## RECORDS FOR THIS TASK

####

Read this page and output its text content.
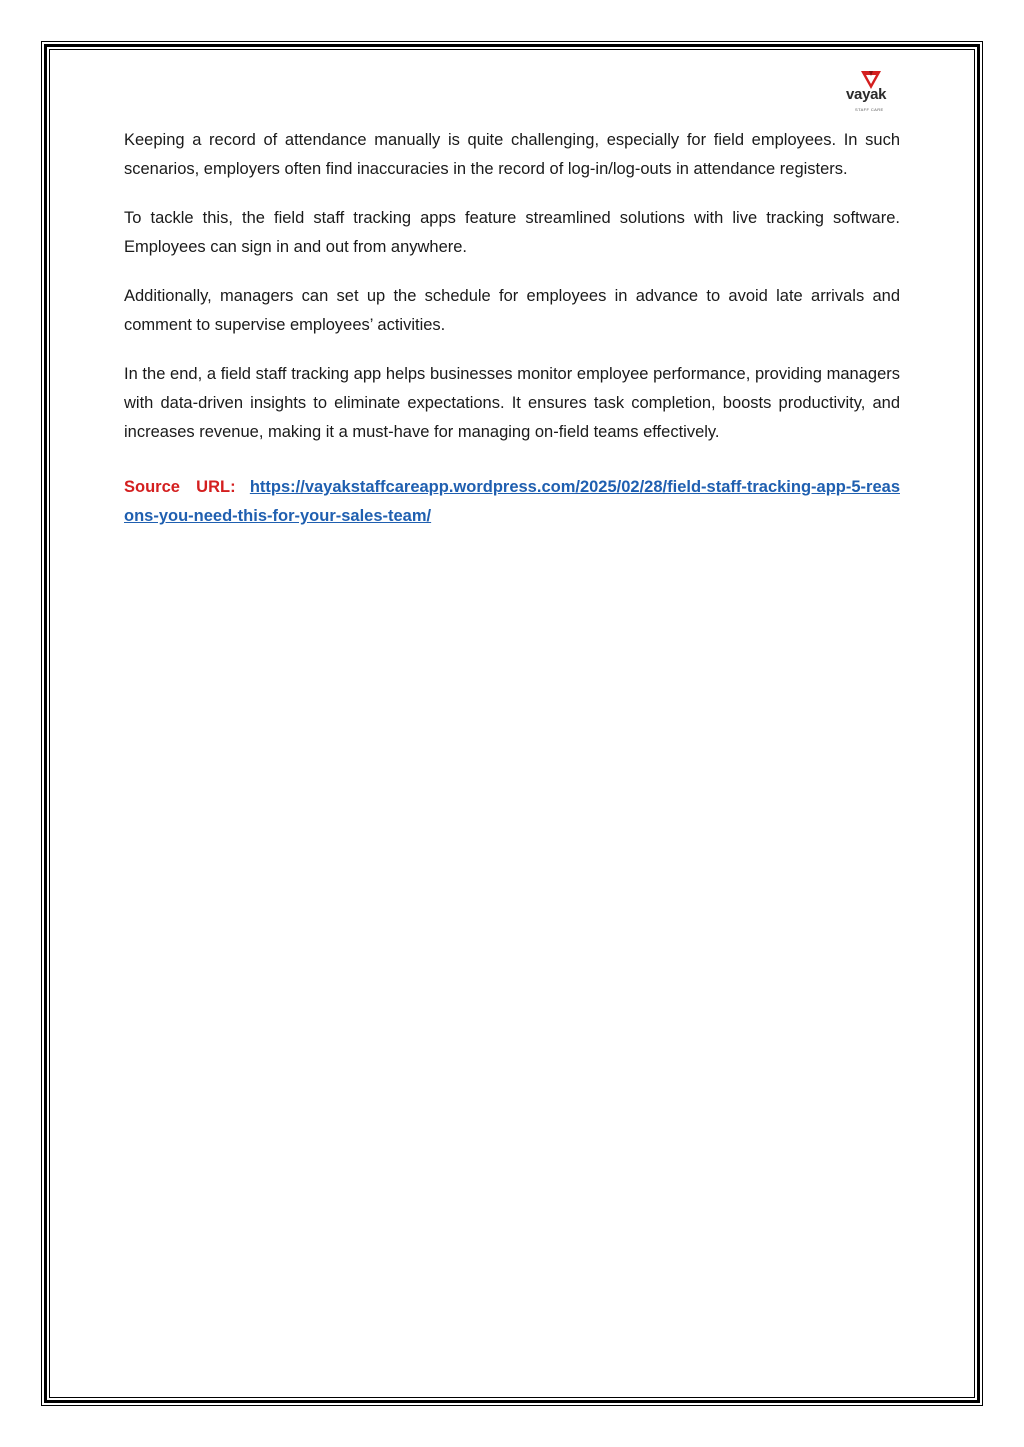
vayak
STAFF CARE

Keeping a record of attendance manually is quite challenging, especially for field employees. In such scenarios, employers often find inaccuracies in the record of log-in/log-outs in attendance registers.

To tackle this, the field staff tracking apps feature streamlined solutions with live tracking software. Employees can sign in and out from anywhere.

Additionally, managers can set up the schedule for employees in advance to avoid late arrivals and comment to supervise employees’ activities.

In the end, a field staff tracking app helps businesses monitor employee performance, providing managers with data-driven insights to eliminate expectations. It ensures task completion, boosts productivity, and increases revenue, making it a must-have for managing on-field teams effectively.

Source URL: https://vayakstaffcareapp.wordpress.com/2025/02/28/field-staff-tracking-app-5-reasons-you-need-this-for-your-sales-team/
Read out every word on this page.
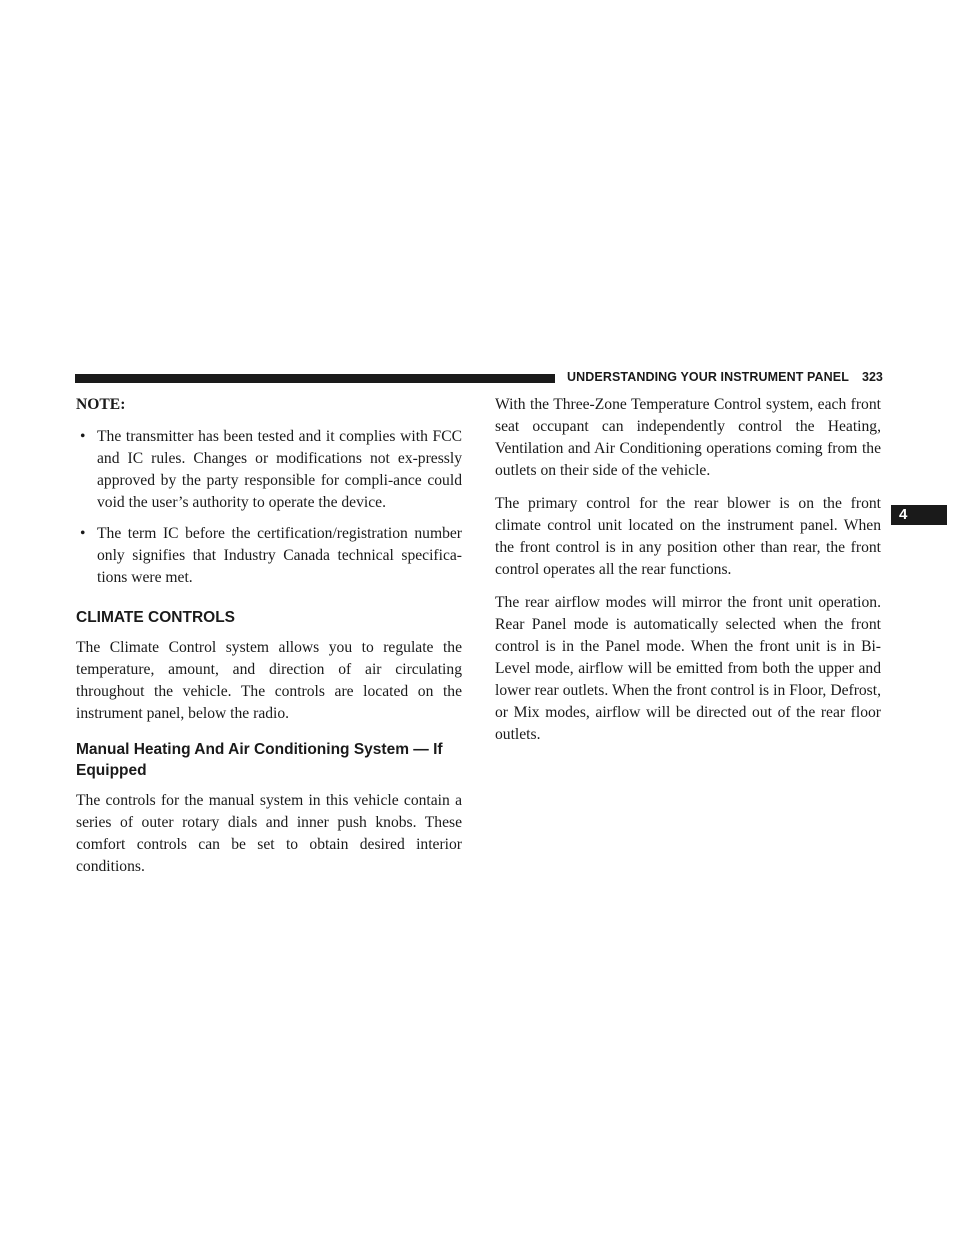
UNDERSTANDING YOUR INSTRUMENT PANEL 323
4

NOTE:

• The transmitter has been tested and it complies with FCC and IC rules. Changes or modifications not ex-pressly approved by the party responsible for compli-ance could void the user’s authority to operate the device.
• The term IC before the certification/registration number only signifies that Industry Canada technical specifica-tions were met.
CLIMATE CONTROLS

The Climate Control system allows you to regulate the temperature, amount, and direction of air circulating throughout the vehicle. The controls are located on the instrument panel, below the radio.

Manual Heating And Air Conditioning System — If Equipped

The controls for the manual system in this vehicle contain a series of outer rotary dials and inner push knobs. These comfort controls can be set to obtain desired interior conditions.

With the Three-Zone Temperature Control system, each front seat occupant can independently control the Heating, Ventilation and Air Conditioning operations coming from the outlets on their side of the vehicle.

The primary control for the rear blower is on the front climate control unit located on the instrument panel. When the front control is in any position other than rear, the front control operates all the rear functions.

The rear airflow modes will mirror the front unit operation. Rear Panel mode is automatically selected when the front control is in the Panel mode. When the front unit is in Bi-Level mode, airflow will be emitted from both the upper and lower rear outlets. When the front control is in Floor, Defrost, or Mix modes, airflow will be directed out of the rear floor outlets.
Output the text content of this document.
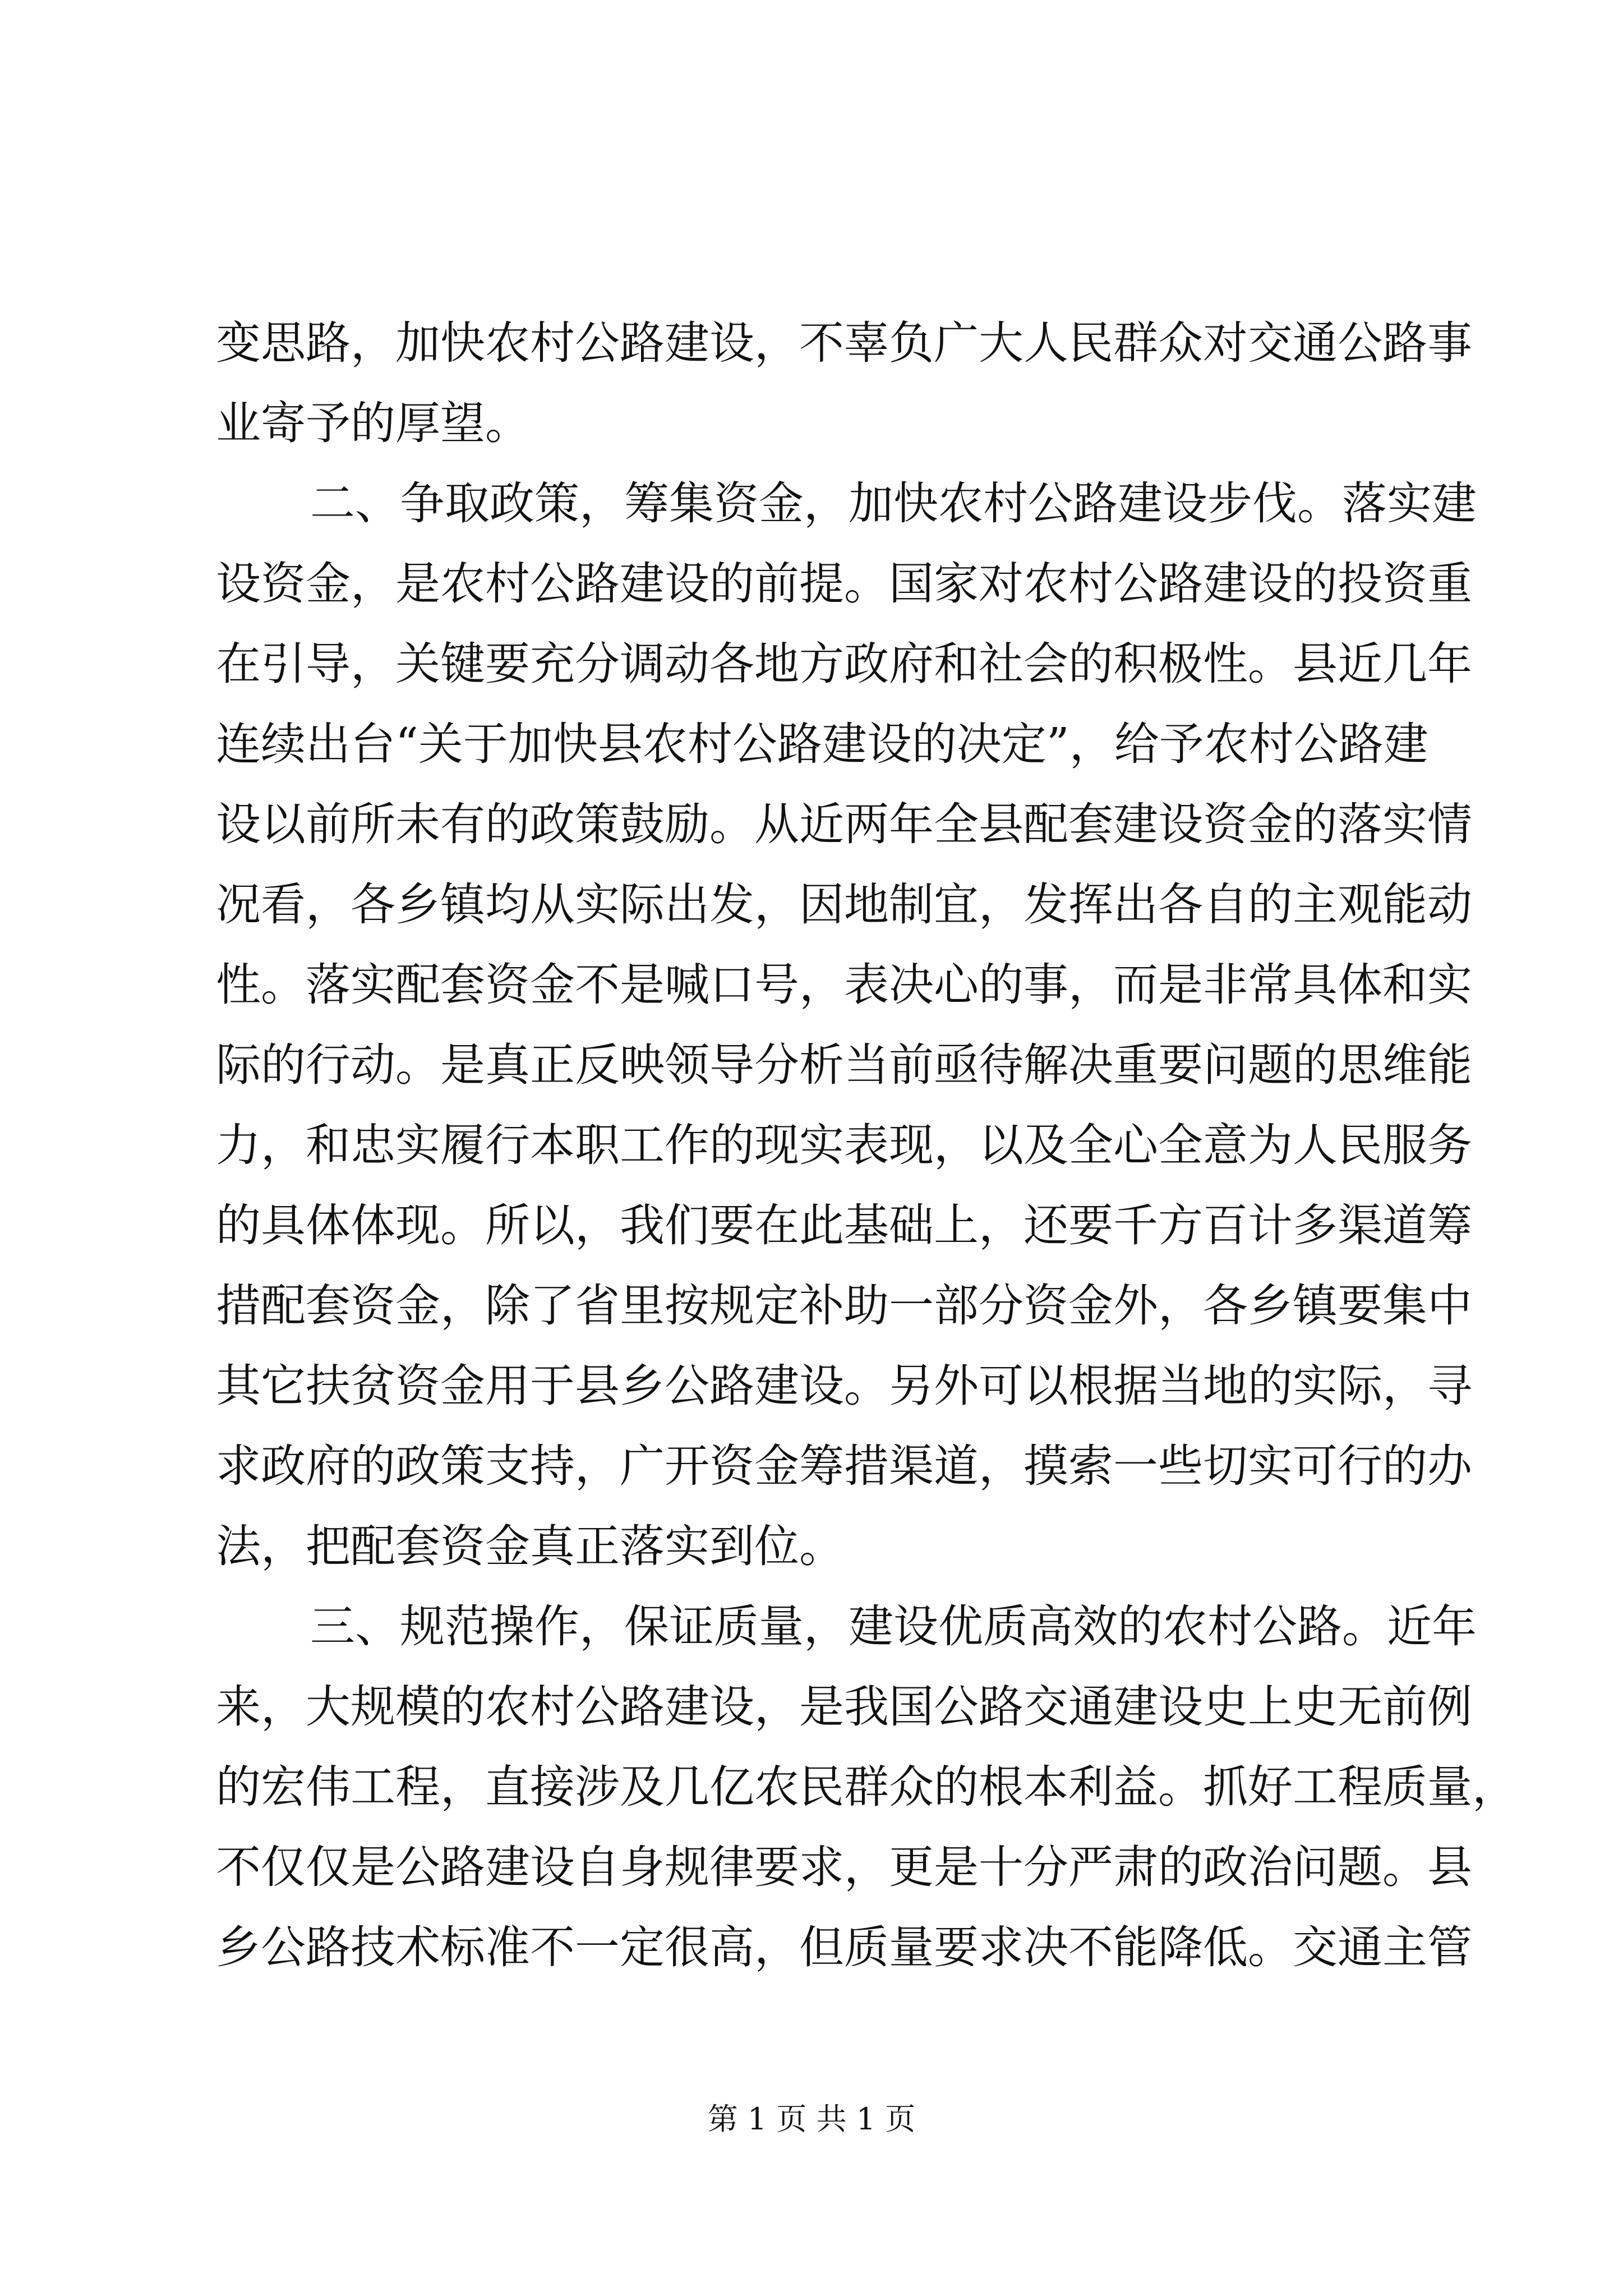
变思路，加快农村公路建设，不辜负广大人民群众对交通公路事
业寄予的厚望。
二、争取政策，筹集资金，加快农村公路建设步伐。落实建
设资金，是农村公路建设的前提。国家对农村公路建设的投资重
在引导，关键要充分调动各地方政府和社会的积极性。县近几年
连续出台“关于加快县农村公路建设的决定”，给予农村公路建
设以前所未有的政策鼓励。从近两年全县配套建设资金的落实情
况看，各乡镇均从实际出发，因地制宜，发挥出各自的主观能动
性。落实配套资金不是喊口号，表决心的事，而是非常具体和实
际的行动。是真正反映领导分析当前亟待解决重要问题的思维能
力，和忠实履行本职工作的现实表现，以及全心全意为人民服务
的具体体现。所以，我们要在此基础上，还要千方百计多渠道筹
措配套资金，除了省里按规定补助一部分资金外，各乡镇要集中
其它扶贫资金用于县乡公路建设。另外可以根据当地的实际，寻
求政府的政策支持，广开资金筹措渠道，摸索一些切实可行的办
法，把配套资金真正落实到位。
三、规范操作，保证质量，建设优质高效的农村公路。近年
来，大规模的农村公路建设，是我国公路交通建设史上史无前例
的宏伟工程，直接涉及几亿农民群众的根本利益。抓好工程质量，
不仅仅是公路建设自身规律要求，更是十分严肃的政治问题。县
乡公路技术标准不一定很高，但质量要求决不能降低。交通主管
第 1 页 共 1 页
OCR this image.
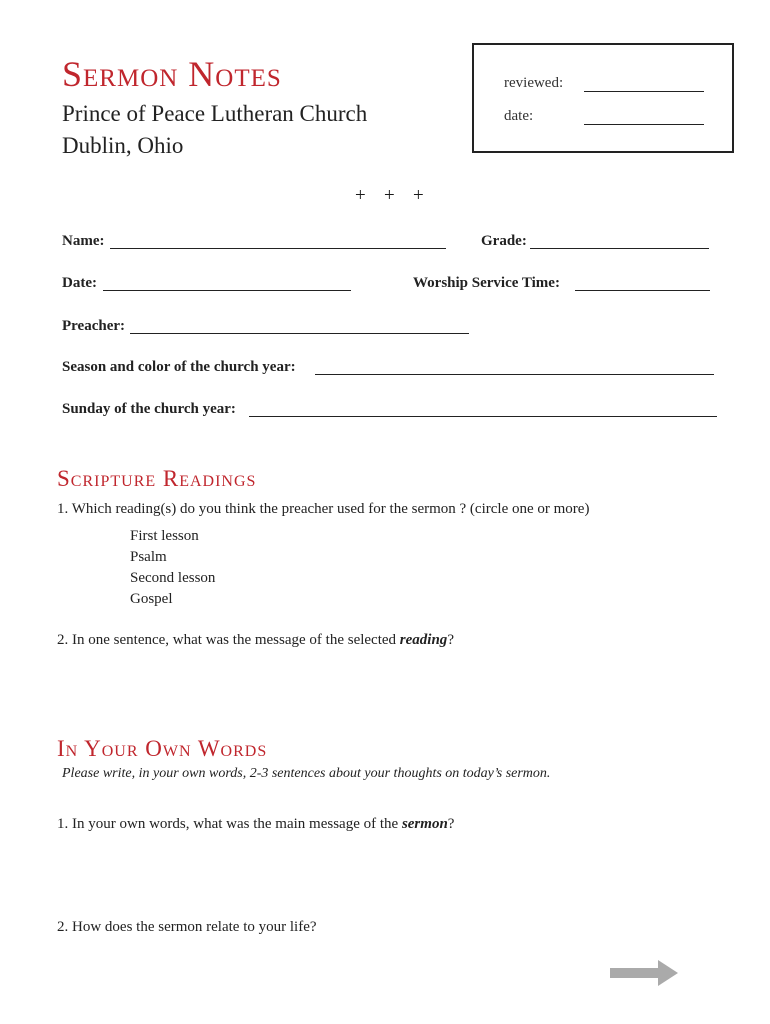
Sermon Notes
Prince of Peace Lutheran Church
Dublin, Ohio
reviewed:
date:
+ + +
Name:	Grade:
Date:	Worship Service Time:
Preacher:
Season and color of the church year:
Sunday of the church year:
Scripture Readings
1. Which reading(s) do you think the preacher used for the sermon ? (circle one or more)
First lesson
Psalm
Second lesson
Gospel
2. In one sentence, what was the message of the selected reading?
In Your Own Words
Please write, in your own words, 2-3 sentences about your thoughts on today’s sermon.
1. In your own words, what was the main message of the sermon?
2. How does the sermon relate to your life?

####

## TASK INSTRUCTIONS
Leave the pictures out, and transcribe each of the records exactly.

## FULL SOLUTION
Read this page and output its text content.
vayak
STAFF CARE

Keeping a record of attendance manually is quite challenging, especially for field employees. In such scenarios, employers often find inaccuracies in the record of log-in/log-outs in attendance registers.

To tackle this, the field staff tracking apps feature streamlined solutions with live tracking software. Employees can sign in and out from anywhere.

Additionally, managers can set up the schedule for employees in advance to avoid late arrivals and comment to supervise employees’ activities.

In the end, a field staff tracking app helps businesses monitor employee performance, providing managers with data-driven insights to eliminate expectations. It ensures task completion, boosts productivity, and increases revenue, making it a must-have for managing on-field teams effectively.

Source URL: https://vayakstaffcareapp.wordpress.com/2025/02/28/field-staff-tracking-app-5-reasons-you-need-this-for-your-sales-team/
Read out every word on this page.
UNDERSTANDING YOUR INSTRUMENT PANEL 323
4

NOTE:

• The transmitter has been tested and it complies with FCC and IC rules. Changes or modifications not ex-pressly approved by the party responsible for compli-ance could void the user’s authority to operate the device.
• The term IC before the certification/registration number only signifies that Industry Canada technical specifica-tions were met.
CLIMATE CONTROLS

The Climate Control system allows you to regulate the temperature, amount, and direction of air circulating throughout the vehicle. The controls are located on the instrument panel, below the radio.

Manual Heating And Air Conditioning System — If Equipped

The controls for the manual system in this vehicle contain a series of outer rotary dials and inner push knobs. These comfort controls can be set to obtain desired interior conditions.

With the Three-Zone Temperature Control system, each front seat occupant can independently control the Heating, Ventilation and Air Conditioning operations coming from the outlets on their side of the vehicle.

The primary control for the rear blower is on the front climate control unit located on the instrument panel. When the front control is in any position other than rear, the front control operates all the rear functions.

The rear airflow modes will mirror the front unit operation. Rear Panel mode is automatically selected when the front control is in the Panel mode. When the front unit is in Bi-Level mode, airflow will be emitted from both the upper and lower rear outlets. When the front control is in Floor, Defrost, or Mix modes, airflow will be directed out of the rear floor outlets.
Output the text content of this document.
变思路，加快农村公路建设，不辜负广大人民群众对交通公路事
业寄予的厚望。
二、争取政策，筹集资金，加快农村公路建设步伐。落实建
设资金，是农村公路建设的前提。国家对农村公路建设的投资重
在引导，关键要充分调动各地方政府和社会的积极性。县近几年
连续出台“关于加快县农村公路建设的决定”，给予农村公路建
设以前所未有的政策鼓励。从近两年全县配套建设资金的落实情
况看，各乡镇均从实际出发，因地制宜，发挥出各自的主观能动
性。落实配套资金不是喊口号，表决心的事，而是非常具体和实
际的行动。是真正反映领导分析当前亟待解决重要问题的思维能
力，和忠实履行本职工作的现实表现，以及全心全意为人民服务
的具体体现。所以，我们要在此基础上，还要千方百计多渠道筹
措配套资金，除了省里按规定补助一部分资金外，各乡镇要集中
其它扶贫资金用于县乡公路建设。另外可以根据当地的实际，寻
求政府的政策支持，广开资金筹措渠道，摸索一些切实可行的办
法，把配套资金真正落实到位。
三、规范操作，保证质量，建设优质高效的农村公路。近年
来，大规模的农村公路建设，是我国公路交通建设史上史无前例
的宏伟工程，直接涉及几亿农民群众的根本利益。抓好工程质量，
不仅仅是公路建设自身规律要求，更是十分严肃的政治问题。县
乡公路技术标准不一定很高，但质量要求决不能降低。交通主管
第 1 页 共 1 页
OCR this image.
Sermon Notes
Prince of Peace Lutheran Church
Dublin, Ohio
reviewed:
date:
+ + +
Name:	Grade:
Date:	Worship Service Time:
Preacher:
Season and color of the church year:
Sunday of the church year:
Scripture Readings
1. Which reading(s) do you think the preacher used for the sermon ? (circle one or more)
First lesson
Psalm
Second lesson
Gospel
2. In one sentence, what was the message of the selected reading?
In Your Own Words
Please write, in your own words, 2-3 sentences about your thoughts on today’s sermon.
1. In your own words, what was the main message of the sermon?
2. How does the sermon relate to your life?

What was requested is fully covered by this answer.